((

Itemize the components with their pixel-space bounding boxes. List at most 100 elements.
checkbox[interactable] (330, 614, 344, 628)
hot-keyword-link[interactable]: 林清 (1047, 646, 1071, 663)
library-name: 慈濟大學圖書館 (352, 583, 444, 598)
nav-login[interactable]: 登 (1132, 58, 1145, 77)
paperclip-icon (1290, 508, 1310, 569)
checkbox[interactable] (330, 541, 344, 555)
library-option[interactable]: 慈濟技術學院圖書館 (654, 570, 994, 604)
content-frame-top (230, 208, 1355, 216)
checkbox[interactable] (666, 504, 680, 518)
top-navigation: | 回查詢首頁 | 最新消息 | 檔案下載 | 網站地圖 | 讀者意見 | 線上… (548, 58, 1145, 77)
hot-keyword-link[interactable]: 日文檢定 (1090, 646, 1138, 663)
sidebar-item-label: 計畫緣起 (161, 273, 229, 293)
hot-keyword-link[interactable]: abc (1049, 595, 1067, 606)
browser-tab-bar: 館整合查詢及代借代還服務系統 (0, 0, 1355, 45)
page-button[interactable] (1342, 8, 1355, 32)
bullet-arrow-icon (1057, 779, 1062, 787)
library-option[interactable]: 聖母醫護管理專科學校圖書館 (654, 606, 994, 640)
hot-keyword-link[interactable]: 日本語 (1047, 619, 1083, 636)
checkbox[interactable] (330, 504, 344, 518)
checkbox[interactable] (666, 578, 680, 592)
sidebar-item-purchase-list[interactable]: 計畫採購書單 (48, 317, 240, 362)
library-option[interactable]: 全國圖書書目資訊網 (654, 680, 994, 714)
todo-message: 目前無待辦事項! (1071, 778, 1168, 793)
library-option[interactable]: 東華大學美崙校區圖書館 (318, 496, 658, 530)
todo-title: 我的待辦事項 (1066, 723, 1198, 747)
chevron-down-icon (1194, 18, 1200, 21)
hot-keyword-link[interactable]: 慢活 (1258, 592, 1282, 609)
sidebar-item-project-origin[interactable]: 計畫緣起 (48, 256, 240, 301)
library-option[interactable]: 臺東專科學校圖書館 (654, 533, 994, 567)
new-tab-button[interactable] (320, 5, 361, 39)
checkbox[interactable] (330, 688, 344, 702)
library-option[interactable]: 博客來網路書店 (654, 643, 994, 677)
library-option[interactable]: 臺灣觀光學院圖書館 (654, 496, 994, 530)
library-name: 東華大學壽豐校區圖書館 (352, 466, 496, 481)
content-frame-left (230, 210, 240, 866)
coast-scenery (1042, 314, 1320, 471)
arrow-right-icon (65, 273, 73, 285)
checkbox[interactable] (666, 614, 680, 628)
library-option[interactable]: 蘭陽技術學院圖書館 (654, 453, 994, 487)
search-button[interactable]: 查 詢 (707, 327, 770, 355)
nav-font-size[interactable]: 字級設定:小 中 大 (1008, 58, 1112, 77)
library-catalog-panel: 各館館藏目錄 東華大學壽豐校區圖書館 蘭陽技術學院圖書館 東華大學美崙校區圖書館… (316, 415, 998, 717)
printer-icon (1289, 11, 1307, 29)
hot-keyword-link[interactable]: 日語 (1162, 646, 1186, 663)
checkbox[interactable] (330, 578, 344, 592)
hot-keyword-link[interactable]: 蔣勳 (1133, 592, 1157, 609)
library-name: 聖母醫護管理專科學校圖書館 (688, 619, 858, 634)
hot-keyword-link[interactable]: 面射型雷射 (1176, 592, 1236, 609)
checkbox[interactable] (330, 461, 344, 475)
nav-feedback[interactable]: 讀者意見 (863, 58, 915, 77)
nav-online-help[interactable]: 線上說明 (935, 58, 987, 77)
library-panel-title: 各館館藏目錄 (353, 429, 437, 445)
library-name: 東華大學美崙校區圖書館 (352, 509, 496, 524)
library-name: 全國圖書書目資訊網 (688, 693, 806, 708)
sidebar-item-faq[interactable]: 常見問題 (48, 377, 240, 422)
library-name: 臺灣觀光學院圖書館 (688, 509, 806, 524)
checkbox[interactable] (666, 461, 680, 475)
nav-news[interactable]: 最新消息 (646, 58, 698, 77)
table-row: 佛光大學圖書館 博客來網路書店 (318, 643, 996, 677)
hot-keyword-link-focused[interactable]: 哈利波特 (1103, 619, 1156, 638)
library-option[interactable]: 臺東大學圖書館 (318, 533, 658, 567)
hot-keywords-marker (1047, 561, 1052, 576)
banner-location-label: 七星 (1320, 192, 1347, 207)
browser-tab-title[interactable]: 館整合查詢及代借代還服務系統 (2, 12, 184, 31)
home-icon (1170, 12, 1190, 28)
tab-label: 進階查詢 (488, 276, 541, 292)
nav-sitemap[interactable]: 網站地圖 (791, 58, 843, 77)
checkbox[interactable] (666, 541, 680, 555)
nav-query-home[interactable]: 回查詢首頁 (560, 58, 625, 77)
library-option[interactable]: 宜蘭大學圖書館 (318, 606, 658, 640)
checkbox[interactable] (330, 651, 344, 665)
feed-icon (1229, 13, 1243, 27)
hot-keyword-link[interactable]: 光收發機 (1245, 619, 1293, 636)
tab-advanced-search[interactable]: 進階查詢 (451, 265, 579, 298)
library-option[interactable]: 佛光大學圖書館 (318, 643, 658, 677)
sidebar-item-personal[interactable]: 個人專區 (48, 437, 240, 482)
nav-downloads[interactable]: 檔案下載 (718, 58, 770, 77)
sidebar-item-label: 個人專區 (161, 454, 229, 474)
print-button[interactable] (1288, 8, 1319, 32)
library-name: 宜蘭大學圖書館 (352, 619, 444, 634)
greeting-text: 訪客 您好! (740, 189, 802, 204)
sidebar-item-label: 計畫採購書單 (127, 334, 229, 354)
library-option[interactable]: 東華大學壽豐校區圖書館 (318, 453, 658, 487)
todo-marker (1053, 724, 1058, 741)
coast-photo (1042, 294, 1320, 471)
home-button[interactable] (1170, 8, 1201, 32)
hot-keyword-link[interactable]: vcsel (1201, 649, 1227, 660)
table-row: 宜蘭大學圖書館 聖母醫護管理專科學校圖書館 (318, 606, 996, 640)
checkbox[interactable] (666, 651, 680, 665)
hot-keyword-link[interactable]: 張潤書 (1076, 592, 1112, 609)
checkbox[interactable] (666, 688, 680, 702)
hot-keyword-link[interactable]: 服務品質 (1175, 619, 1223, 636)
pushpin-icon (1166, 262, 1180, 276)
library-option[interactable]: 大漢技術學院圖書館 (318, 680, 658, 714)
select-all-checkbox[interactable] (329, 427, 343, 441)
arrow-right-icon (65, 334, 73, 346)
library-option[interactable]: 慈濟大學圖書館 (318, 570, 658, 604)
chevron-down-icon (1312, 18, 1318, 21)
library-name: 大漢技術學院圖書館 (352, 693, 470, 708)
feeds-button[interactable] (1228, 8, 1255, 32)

))

Reproduce the records verbatim, starting at their first line and ending at the line containing "content-frame-left (230, 210, 240, 866)", with both of those lines included.

Itemize the components with their pixel-space bounding boxes. List at most 100 elements.
checkbox[interactable] (330, 614, 344, 628)
hot-keyword-link[interactable]: 林清 (1047, 646, 1071, 663)
library-name: 慈濟大學圖書館 (352, 583, 444, 598)
nav-login[interactable]: 登 (1132, 58, 1145, 77)
paperclip-icon (1290, 508, 1310, 569)
checkbox[interactable] (330, 541, 344, 555)
library-option[interactable]: 慈濟技術學院圖書館 (654, 570, 994, 604)
content-frame-top (230, 208, 1355, 216)
checkbox[interactable] (666, 504, 680, 518)
top-navigation: | 回查詢首頁 | 最新消息 | 檔案下載 | 網站地圖 | 讀者意見 | 線上… (548, 58, 1145, 77)
hot-keyword-link[interactable]: 日文檢定 (1090, 646, 1138, 663)
sidebar-item-label: 計畫緣起 (161, 273, 229, 293)
hot-keyword-link[interactable]: abc (1049, 595, 1067, 606)
browser-tab-bar: 館整合查詢及代借代還服務系統 (0, 0, 1355, 45)
page-button[interactable] (1342, 8, 1355, 32)
bullet-arrow-icon (1057, 779, 1062, 787)
library-option[interactable]: 聖母醫護管理專科學校圖書館 (654, 606, 994, 640)
hot-keyword-link[interactable]: 日本語 (1047, 619, 1083, 636)
checkbox[interactable] (330, 504, 344, 518)
checkbox[interactable] (666, 578, 680, 592)
sidebar-item-purchase-list[interactable]: 計畫採購書單 (48, 317, 240, 362)
library-option[interactable]: 全國圖書書目資訊網 (654, 680, 994, 714)
todo-message: 目前無待辦事項! (1071, 778, 1168, 793)
library-option[interactable]: 東華大學美崙校區圖書館 (318, 496, 658, 530)
todo-title: 我的待辦事項 (1066, 723, 1198, 747)
chevron-down-icon (1194, 18, 1200, 21)
hot-keyword-link[interactable]: 慢活 (1258, 592, 1282, 609)
sidebar-item-project-origin[interactable]: 計畫緣起 (48, 256, 240, 301)
library-option[interactable]: 臺東專科學校圖書館 (654, 533, 994, 567)
new-tab-button[interactable] (320, 5, 361, 39)
checkbox[interactable] (330, 688, 344, 702)
library-option[interactable]: 博客來網路書店 (654, 643, 994, 677)
library-option[interactable]: 臺灣觀光學院圖書館 (654, 496, 994, 530)
library-name: 東華大學壽豐校區圖書館 (352, 466, 496, 481)
content-frame-left (230, 210, 240, 866)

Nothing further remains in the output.